Input data ▸
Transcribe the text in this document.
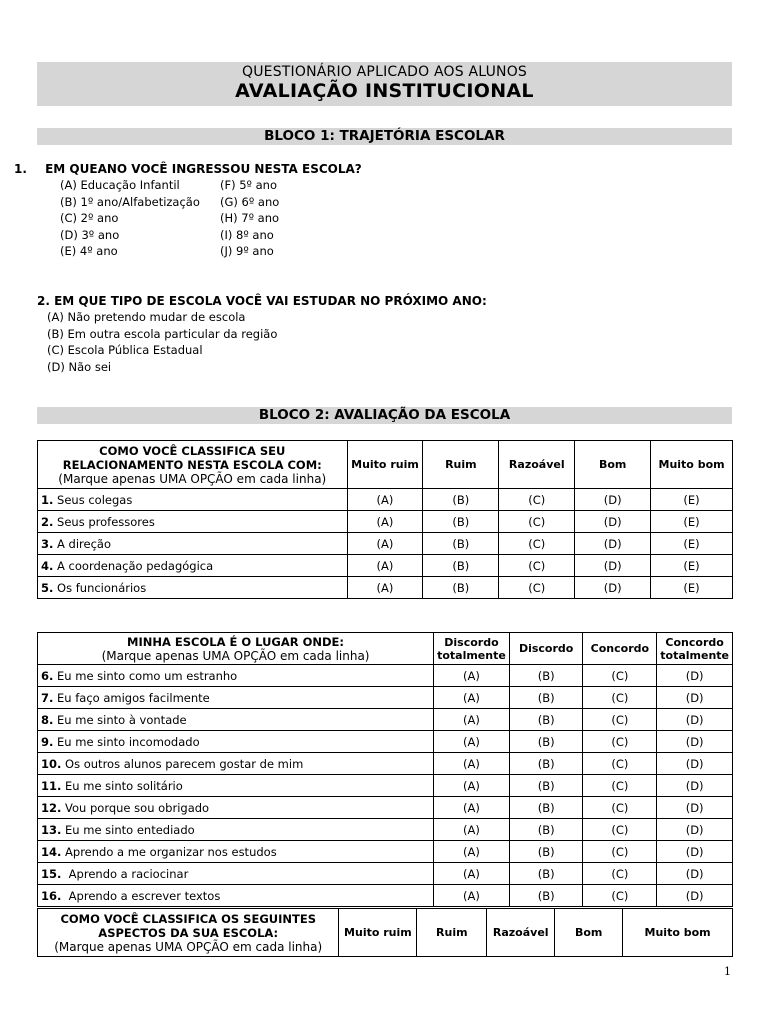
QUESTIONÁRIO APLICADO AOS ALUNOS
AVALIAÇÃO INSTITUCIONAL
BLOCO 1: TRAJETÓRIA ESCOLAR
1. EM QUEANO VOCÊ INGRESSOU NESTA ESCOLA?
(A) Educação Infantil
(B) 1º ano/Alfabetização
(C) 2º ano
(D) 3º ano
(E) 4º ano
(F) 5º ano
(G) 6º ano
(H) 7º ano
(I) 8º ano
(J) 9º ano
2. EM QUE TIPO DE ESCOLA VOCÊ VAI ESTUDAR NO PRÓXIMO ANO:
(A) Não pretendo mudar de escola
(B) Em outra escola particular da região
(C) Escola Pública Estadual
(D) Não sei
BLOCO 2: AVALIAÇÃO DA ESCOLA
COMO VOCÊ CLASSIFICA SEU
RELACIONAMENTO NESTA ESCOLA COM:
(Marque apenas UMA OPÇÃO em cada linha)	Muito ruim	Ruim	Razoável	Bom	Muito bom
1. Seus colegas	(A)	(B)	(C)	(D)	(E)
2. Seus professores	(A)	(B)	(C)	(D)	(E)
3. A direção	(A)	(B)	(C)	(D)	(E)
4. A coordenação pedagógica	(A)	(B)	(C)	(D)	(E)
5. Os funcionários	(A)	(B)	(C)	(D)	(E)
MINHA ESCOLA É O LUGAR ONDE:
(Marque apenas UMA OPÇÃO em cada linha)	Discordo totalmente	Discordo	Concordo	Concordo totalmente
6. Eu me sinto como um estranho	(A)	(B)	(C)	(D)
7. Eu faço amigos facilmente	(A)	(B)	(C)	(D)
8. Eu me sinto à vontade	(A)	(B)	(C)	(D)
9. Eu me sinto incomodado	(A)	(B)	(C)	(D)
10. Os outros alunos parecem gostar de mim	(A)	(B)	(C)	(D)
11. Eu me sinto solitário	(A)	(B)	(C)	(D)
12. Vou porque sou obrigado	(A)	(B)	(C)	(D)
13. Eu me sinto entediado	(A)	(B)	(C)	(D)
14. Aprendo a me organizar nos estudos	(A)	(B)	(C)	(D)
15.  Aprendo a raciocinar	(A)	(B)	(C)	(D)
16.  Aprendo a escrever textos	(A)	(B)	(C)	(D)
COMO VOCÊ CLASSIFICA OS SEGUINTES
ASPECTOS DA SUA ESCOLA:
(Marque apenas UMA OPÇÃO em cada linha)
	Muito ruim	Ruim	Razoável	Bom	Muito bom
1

What you should do ▸ Print the complete listing exactly, apart from any pictures.

Problem solution ▸
Transcribe the text in this document.
QUESTIONÁRIO APLICADO AOS ALUNOS
AVALIAÇÃO INSTITUCIONAL
BLOCO 1: TRAJETÓRIA ESCOLAR
1. EM QUEANO VOCÊ INGRESSOU NESTA ESCOLA?
(A) Educação Infantil
(B) 1º ano/Alfabetização
(C) 2º ano
(D) 3º ano
(E) 4º ano
(F) 5º ano
(G) 6º ano
(H) 7º ano
(I) 8º ano
(J) 9º ano
2. EM QUE TIPO DE ESCOLA VOCÊ VAI ESTUDAR NO PRÓXIMO ANO:
(A) Não pretendo mudar de escola
(B) Em outra escola particular da região
(C) Escola Pública Estadual
(D) Não sei
BLOCO 2: AVALIAÇÃO DA ESCOLA
COMO VOCÊ CLASSIFICA SEU
RELACIONAMENTO NESTA ESCOLA COM:
(Marque apenas UMA OPÇÃO em cada linha)	Muito ruim	Ruim	Razoável	Bom	Muito bom
1. Seus colegas	(A)	(B)	(C)	(D)	(E)
2. Seus professores	(A)	(B)	(C)	(D)	(E)
3. A direção	(A)	(B)	(C)	(D)	(E)
4. A coordenação pedagógica	(A)	(B)	(C)	(D)	(E)
5. Os funcionários	(A)	(B)	(C)	(D)	(E)
MINHA ESCOLA É O LUGAR ONDE:
(Marque apenas UMA OPÇÃO em cada linha)	Discordo totalmente	Discordo	Concordo	Concordo totalmente
6. Eu me sinto como um estranho	(A)	(B)	(C)	(D)
7. Eu faço amigos facilmente	(A)	(B)	(C)	(D)
8. Eu me sinto à vontade	(A)	(B)	(C)	(D)
9. Eu me sinto incomodado	(A)	(B)	(C)	(D)
10. Os outros alunos parecem gostar de mim	(A)	(B)	(C)	(D)
11. Eu me sinto solitário	(A)	(B)	(C)	(D)
12. Vou porque sou obrigado	(A)	(B)	(C)	(D)
13. Eu me sinto entediado	(A)	(B)	(C)	(D)
14. Aprendo a me organizar nos estudos	(A)	(B)	(C)	(D)
15.  Aprendo a raciocinar	(A)	(B)	(C)	(D)
16.  Aprendo a escrever textos	(A)	(B)	(C)	(D)
COMO VOCÊ CLASSIFICA OS SEGUINTES
ASPECTOS DA SUA ESCOLA:
(Marque apenas UMA OPÇÃO em cada linha)
	Muito ruim	Ruim	Razoável	Bom	Muito bom
1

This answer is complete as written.